[THE INPUT start]

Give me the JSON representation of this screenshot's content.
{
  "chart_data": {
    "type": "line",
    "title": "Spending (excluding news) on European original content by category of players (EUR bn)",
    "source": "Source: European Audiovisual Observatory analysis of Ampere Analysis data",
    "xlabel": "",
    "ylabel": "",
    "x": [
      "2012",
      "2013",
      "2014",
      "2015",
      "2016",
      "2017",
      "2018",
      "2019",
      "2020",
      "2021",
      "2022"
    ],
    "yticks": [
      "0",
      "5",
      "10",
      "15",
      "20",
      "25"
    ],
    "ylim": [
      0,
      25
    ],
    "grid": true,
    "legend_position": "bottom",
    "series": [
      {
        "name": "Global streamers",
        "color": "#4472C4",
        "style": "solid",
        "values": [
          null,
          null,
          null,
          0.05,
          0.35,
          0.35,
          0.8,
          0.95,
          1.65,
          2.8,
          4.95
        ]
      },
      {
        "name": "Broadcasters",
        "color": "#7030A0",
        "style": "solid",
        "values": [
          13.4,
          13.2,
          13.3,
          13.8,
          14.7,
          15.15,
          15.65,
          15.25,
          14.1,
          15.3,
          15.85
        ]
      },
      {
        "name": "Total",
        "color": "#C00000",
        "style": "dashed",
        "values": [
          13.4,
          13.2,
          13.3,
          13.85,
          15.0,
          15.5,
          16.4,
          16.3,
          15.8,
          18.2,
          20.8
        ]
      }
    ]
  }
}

[THE INPUT end]

Find all lines holding the string "content" and copy them.

Give me the JSON representation of this screenshot's content.
    "title": "Spending (excluding news) on European original content by category of players (EUR bn)",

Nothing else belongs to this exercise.